Output each entry exactly; skip nothing.
---- Data listing
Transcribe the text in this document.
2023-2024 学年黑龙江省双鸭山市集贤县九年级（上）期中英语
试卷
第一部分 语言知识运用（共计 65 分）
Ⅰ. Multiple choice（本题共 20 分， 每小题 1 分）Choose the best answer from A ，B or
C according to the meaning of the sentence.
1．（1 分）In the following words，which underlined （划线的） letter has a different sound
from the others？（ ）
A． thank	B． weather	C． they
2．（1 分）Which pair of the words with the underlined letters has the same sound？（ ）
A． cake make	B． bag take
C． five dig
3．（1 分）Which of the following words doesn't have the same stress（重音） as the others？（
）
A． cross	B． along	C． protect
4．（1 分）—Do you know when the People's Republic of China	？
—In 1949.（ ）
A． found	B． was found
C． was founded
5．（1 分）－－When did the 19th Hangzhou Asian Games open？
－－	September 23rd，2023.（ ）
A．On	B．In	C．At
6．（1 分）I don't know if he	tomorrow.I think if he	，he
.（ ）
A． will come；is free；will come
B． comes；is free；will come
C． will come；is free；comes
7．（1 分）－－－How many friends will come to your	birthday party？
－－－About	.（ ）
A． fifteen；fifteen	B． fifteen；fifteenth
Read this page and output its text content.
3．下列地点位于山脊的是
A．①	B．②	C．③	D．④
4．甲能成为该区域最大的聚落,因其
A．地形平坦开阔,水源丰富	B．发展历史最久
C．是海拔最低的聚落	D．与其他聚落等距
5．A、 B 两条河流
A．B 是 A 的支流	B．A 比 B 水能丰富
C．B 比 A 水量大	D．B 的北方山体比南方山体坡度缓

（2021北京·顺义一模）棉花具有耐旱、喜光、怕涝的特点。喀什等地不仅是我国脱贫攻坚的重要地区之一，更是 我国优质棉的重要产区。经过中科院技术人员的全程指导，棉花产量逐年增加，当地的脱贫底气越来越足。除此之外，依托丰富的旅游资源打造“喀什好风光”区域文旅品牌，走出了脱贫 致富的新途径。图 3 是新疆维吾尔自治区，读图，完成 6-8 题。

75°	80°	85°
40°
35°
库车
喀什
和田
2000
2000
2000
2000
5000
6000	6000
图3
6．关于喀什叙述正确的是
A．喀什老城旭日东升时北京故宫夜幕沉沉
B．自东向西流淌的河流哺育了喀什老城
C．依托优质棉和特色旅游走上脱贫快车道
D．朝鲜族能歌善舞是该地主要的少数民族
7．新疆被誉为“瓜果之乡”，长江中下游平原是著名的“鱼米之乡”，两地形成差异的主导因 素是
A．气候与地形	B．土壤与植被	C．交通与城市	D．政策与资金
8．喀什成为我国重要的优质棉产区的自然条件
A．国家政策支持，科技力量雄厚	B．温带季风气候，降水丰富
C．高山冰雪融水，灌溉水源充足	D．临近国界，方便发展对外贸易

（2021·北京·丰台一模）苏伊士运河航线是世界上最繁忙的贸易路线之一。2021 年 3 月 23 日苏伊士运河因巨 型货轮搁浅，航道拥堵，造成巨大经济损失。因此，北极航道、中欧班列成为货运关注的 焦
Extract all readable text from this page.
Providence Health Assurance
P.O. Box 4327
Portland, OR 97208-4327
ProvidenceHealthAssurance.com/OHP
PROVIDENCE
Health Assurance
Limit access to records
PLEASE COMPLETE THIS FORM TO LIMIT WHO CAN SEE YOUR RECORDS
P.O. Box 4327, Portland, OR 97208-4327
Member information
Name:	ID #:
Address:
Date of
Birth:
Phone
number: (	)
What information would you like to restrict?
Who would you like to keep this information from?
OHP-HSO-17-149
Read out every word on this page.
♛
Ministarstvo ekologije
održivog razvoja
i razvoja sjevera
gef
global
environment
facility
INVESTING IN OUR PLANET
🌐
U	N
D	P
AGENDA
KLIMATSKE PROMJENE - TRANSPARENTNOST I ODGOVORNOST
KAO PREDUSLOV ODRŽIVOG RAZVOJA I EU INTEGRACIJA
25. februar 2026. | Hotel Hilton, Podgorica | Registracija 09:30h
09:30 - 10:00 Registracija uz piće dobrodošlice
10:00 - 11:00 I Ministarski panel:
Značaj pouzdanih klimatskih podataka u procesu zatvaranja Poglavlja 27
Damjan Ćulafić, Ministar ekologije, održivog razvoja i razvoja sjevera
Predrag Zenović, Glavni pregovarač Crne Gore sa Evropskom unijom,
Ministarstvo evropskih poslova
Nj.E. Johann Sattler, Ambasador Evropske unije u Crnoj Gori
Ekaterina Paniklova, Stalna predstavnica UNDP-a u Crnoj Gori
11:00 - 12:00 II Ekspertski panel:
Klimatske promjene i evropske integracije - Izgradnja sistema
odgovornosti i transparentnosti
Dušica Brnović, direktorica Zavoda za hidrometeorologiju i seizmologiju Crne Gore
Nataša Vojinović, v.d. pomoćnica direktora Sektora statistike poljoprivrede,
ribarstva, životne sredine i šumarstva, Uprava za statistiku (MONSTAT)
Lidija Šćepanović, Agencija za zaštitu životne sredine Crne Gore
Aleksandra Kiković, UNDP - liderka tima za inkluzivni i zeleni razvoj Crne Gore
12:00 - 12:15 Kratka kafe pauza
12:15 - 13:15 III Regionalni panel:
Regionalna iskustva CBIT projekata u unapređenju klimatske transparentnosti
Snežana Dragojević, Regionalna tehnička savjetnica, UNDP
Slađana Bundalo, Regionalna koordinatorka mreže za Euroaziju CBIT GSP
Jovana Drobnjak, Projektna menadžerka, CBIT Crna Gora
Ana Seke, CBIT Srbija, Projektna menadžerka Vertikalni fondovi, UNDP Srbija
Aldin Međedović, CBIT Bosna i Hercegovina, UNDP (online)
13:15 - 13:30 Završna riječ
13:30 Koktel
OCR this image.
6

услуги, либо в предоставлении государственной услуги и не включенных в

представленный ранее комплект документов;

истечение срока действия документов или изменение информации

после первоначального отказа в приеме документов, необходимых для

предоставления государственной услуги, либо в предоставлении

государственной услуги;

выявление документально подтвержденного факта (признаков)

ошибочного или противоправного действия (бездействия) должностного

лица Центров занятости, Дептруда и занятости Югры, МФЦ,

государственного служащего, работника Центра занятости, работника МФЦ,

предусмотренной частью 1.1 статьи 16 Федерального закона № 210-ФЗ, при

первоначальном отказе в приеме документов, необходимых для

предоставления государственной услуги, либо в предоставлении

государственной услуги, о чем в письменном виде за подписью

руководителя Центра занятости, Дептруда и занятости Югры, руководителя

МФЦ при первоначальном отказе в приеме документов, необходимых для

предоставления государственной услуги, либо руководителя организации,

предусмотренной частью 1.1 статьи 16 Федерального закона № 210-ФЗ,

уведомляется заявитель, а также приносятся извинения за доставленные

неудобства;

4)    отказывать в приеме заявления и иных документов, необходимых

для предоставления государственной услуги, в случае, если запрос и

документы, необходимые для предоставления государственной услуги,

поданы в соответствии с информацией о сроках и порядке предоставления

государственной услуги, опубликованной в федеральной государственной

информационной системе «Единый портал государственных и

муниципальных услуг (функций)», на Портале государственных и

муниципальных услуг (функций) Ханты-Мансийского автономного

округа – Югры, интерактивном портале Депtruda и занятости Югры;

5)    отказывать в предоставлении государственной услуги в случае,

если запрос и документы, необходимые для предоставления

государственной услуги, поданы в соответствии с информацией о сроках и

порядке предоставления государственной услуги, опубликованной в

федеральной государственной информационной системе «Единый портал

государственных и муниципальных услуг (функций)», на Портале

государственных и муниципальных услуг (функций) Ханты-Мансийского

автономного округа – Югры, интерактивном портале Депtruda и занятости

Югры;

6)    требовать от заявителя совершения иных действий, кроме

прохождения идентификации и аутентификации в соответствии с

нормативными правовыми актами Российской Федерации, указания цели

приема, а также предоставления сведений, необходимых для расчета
--------
Task output |
Transcribe the text in this document.
2023-2024 学年黑龙江省双鸭山市集贤县九年级（上）期中英语
试卷
第一部分 语言知识运用（共计 65 分）
Ⅰ. Multiple choice（本题共 20 分， 每小题 1 分）Choose the best answer from A ，B or
C according to the meaning of the sentence.
1．（1 分）In the following words，which underlined （划线的） letter has a different sound
from the others？（ ）
A． thank	B． weather	C． they
2．（1 分）Which pair of the words with the underlined letters has the same sound？（ ）
A． cake make	B． bag take
C． five dig
3．（1 分）Which of the following words doesn't have the same stress（重音） as the others？（
）
A． cross	B． along	C． protect
4．（1 分）—Do you know when the People's Republic of China	？
—In 1949.（ ）
A． found	B． was found
C． was founded
5．（1 分）－－When did the 19th Hangzhou Asian Games open？
－－	September 23rd，2023.（ ）
A．On	B．In	C．At
6．（1 分）I don't know if he	tomorrow.I think if he	，he
.（ ）
A． will come；is free；will come
B． comes；is free；will come
C． will come；is free；comes
7．（1 分）－－－How many friends will come to your	birthday party？
－－－About	.（ ）
A． fifteen；fifteen	B． fifteen；fifteenth
Read this page and output its text content.
3．下列地点位于山脊的是
A．①	B．②	C．③	D．④
4．甲能成为该区域最大的聚落,因其
A．地形平坦开阔,水源丰富	B．发展历史最久
C．是海拔最低的聚落	D．与其他聚落等距
5．A、 B 两条河流
A．B 是 A 的支流	B．A 比 B 水能丰富
C．B 比 A 水量大	D．B 的北方山体比南方山体坡度缓

（2021北京·顺义一模）棉花具有耐旱、喜光、怕涝的特点。喀什等地不仅是我国脱贫攻坚的重要地区之一，更是 我国优质棉的重要产区。经过中科院技术人员的全程指导，棉花产量逐年增加，当地的脱贫底气越来越足。除此之外，依托丰富的旅游资源打造“喀什好风光”区域文旅品牌，走出了脱贫 致富的新途径。图 3 是新疆维吾尔自治区，读图，完成 6-8 题。

75°	80°	85°
40°
35°
库车
喀什
和田
2000
2000
2000
2000
5000
6000	6000
图3
6．关于喀什叙述正确的是
A．喀什老城旭日东升时北京故宫夜幕沉沉
B．自东向西流淌的河流哺育了喀什老城
C．依托优质棉和特色旅游走上脱贫快车道
D．朝鲜族能歌善舞是该地主要的少数民族
7．新疆被誉为“瓜果之乡”，长江中下游平原是著名的“鱼米之乡”，两地形成差异的主导因 素是
A．气候与地形	B．土壤与植被	C．交通与城市	D．政策与资金
8．喀什成为我国重要的优质棉产区的自然条件
A．国家政策支持，科技力量雄厚	B．温带季风气候，降水丰富
C．高山冰雪融水，灌溉水源充足	D．临近国界，方便发展对外贸易

（2021·北京·丰台一模）苏伊士运河航线是世界上最繁忙的贸易路线之一。2021 年 3 月 23 日苏伊士运河因巨 型货轮搁浅，航道拥堵，造成巨大经济损失。因此，北极航道、中欧班列成为货运关注的 焦
Extract all readable text from this page.
Providence Health Assurance
P.O. Box 4327
Portland, OR 97208-4327
ProvidenceHealthAssurance.com/OHP
PROVIDENCE
Health Assurance
Limit access to records
PLEASE COMPLETE THIS FORM TO LIMIT WHO CAN SEE YOUR RECORDS
P.O. Box 4327, Portland, OR 97208-4327
Member information
Name:	ID #:
Address:
Date of
Birth:
Phone
number: (	)
What information would you like to restrict?
Who would you like to keep this information from?
OHP-HSO-17-149
Read out every word on this page.
♛
Ministarstvo ekologije
održivog razvoja
i razvoja sjevera
gef
global
environment
facility
INVESTING IN OUR PLANET
🌐
U	N
D	P
AGENDA
KLIMATSKE PROMJENE - TRANSPARENTNOST I ODGOVORNOST
KAO PREDUSLOV ODRŽIVOG RAZVOJA I EU INTEGRACIJA
25. februar 2026. | Hotel Hilton, Podgorica | Registracija 09:30h
09:30 - 10:00 Registracija uz piće dobrodošlice
10:00 - 11:00 I Ministarski panel:
Značaj pouzdanih klimatskih podataka u procesu zatvaranja Poglavlja 27
Damjan Ćulafić, Ministar ekologije, održivog razvoja i razvoja sjevera
Predrag Zenović, Glavni pregovarač Crne Gore sa Evropskom unijom,
Ministarstvo evropskih poslova
Nj.E. Johann Sattler, Ambasador Evropske unije u Crnoj Gori
Ekaterina Paniklova, Stalna predstavnica UNDP-a u Crnoj Gori
11:00 - 12:00 II Ekspertski panel:
Klimatske promjene i evropske integracije - Izgradnja sistema
odgovornosti i transparentnosti
Dušica Brnović, direktorica Zavoda za hidrometeorologiju i seizmologiju Crne Gore
Nataša Vojinović, v.d. pomoćnica direktora Sektora statistike poljoprivrede,
ribarstva, životne sredine i šumarstva, Uprava za statistiku (MONSTAT)
Lidija Šćepanović, Agencija za zaštitu životne sredine Crne Gore
Aleksandra Kiković, UNDP - liderka tima za inkluzivni i zeleni razvoj Crne Gore
12:00 - 12:15 Kratka kafe pauza
12:15 - 13:15 III Regionalni panel:
Regionalna iskustva CBIT projekata u unapređenju klimatske transparentnosti
Snežana Dragojević, Regionalna tehnička savjetnica, UNDP
Slađana Bundalo, Regionalna koordinatorka mreže za Euroaziju CBIT GSP
Jovana Drobnjak, Projektna menadžerka, CBIT Crna Gora
Ana Seke, CBIT Srbija, Projektna menadžerka Vertikalni fondovi, UNDP Srbija
Aldin Međedović, CBIT Bosna i Hercegovina, UNDP (online)
13:15 - 13:30 Završna riječ
13:30 Koktel
OCR this image.
6

услуги, либо в предоставлении государственной услуги и не включенных в

представленный ранее комплект документов;

истечение срока действия документов или изменение информации

после первоначального отказа в приеме документов, необходимых для

предоставления государственной услуги, либо в предоставлении

государственной услуги;

выявление документально подтвержденного факта (признаков)

ошибочного или противоправного действия (бездействия) должностного

лица Центров занятости, Дептруда и занятости Югры, МФЦ,

государственного служащего, работника Центра занятости, работника МФЦ,

предусмотренной частью 1.1 статьи 16 Федерального закона № 210-ФЗ, при

первоначальном отказе в приеме документов, необходимых для

предоставления государственной услуги, либо в предоставлении

государственной услуги, о чем в письменном виде за подписью

руководителя Центра занятости, Дептруда и занятости Югры, руководителя

МФЦ при первоначальном отказе в приеме документов, необходимых для

предоставления государственной услуги, либо руководителя организации,

предусмотренной частью 1.1 статьи 16 Федерального закона № 210-ФЗ,

уведомляется заявитель, а также приносятся извинения за доставленные

неудобства;

4)    отказывать в приеме заявления и иных документов, необходимых

для предоставления государственной услуги, в случае, если запрос и

документы, необходимые для предоставления государственной услуги,

поданы в соответствии с информацией о сроках и порядке предоставления

государственной услуги, опубликованной в федеральной государственной

информационной системе «Единый портал государственных и

муниципальных услуг (функций)», на Портале государственных и

муниципальных услуг (функций) Ханты-Мансийского автономного

округа – Югры, интерактивном портале Депtruda и занятости Югры;

5)    отказывать в предоставлении государственной услуги в случае,

если запрос и документы, необходимые для предоставления

государственной услуги, поданы в соответствии с информацией о сроках и

порядке предоставления государственной услуги, опубликованной в

федеральной государственной информационной системе «Единый портал

государственных и муниципальных услуг (функций)», на Портале

государственных и муниципальных услуг (функций) Ханты-Мансийского

автономного округа – Югры, интерактивном портале Депtruda и занятости

Югры;

6)    требовать от заявителя совершения иных действий, кроме

прохождения идентификации и аутентификации в соответствии с

нормативными правовыми актами Российской Федерации, указания цели

приема, а также предоставления сведений, необходимых для расчета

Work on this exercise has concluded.